* _Brief_
Copy every line of the records below where the word "Kingdom" occurs.

* _Working data_
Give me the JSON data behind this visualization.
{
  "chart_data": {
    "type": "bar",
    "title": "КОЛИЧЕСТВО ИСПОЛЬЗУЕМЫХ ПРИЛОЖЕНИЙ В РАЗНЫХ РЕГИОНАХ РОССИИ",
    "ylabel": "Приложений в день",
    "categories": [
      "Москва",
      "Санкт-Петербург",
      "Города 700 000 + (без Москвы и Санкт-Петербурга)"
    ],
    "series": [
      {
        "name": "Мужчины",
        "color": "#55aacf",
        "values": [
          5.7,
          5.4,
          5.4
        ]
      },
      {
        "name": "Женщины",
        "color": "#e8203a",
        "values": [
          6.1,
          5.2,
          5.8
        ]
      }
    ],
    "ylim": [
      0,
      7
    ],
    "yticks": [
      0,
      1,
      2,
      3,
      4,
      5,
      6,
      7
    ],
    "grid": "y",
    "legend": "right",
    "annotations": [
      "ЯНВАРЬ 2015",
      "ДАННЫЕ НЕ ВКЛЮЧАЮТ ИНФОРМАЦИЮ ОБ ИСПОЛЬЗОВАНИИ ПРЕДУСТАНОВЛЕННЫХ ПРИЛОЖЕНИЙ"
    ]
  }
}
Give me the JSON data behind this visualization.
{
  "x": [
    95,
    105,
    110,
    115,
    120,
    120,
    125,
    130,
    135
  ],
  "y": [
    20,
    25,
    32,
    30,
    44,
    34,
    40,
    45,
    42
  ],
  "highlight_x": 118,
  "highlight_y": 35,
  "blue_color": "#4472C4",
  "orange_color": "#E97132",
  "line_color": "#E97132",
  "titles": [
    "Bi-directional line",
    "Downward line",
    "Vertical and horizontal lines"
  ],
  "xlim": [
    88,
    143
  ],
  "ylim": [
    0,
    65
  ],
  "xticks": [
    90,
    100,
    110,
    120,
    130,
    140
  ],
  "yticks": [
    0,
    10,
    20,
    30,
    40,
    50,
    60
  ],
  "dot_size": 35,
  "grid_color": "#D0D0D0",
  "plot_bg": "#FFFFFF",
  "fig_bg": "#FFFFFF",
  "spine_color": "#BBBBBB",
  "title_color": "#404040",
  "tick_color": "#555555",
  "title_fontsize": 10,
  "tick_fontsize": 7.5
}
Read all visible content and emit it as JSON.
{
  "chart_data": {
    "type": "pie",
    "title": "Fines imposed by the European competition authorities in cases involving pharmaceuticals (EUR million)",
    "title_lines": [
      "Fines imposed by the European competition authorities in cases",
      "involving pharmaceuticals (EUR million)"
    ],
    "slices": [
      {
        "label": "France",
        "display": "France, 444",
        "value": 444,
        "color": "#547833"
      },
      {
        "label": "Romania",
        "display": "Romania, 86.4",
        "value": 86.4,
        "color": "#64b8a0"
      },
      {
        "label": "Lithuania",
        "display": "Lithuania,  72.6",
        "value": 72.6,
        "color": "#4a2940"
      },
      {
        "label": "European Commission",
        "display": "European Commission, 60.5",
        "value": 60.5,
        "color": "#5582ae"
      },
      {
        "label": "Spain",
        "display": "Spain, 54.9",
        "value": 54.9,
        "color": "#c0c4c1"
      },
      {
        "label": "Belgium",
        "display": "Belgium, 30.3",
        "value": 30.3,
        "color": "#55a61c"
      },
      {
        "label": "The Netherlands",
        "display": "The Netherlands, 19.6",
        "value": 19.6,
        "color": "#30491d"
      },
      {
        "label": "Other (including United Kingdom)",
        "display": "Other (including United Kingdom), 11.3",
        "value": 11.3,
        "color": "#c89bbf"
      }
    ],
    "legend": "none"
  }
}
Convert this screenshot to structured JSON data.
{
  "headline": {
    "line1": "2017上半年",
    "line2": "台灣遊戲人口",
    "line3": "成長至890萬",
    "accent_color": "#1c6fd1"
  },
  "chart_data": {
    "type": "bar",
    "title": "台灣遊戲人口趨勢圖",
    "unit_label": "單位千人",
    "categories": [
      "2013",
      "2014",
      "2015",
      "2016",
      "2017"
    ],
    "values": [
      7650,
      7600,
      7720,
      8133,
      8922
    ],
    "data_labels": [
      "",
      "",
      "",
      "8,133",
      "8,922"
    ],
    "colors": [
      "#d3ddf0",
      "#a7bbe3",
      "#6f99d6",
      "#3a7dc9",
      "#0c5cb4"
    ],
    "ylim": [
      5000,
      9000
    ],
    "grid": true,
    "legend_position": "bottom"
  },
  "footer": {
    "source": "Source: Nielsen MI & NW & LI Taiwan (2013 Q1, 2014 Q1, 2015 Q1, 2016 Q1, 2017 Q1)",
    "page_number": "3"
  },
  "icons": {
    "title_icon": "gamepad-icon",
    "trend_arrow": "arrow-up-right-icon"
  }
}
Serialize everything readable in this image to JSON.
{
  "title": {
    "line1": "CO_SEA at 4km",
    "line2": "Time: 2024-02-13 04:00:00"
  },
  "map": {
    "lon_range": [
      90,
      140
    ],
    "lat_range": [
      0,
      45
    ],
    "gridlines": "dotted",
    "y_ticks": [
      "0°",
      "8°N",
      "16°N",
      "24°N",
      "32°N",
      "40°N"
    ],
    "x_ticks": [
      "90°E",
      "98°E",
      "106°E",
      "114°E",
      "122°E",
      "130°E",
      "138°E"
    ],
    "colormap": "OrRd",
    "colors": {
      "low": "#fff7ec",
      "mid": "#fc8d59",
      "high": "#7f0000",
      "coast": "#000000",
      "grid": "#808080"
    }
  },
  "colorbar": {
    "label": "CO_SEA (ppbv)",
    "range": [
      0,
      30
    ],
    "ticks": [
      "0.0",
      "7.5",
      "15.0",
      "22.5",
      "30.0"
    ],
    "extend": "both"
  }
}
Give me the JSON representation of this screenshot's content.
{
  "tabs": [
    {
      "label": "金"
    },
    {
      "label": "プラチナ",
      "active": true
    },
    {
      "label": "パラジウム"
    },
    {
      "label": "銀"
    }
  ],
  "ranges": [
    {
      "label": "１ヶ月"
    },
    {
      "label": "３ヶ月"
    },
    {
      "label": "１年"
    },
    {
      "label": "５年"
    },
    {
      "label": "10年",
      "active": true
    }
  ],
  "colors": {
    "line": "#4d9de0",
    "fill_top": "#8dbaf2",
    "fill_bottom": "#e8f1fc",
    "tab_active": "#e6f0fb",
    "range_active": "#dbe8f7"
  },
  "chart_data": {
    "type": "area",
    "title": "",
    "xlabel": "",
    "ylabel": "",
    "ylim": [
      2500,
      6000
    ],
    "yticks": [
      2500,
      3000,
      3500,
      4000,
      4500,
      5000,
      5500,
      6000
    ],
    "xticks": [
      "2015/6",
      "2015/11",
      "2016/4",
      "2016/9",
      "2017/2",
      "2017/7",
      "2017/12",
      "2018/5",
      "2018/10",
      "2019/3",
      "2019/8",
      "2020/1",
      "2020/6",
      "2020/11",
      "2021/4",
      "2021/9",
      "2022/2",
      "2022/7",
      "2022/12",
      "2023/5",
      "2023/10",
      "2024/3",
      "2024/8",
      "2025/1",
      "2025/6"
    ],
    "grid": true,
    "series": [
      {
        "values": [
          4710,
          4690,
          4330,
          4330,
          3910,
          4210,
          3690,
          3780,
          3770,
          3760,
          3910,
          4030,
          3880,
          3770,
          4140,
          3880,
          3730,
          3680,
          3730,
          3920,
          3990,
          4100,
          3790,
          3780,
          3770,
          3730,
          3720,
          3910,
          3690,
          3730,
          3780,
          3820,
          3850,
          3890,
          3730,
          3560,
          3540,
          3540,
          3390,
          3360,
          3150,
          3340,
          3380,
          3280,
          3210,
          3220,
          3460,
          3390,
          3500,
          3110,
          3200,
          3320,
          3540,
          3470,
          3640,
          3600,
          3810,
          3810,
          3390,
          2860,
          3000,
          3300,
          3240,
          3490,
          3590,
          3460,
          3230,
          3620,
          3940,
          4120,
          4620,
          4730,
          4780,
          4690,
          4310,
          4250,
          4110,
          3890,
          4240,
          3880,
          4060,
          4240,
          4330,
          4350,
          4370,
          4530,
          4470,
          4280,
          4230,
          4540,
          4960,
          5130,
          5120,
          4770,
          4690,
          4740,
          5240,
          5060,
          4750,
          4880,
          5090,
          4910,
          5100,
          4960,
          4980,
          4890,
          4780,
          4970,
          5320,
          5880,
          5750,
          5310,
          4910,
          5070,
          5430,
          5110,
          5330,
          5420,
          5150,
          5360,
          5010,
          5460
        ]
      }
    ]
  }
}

* _Reply to the exercise_
        "label": "Other (including United Kingdom)",
        "display": "Other (including United Kingdom), 11.3",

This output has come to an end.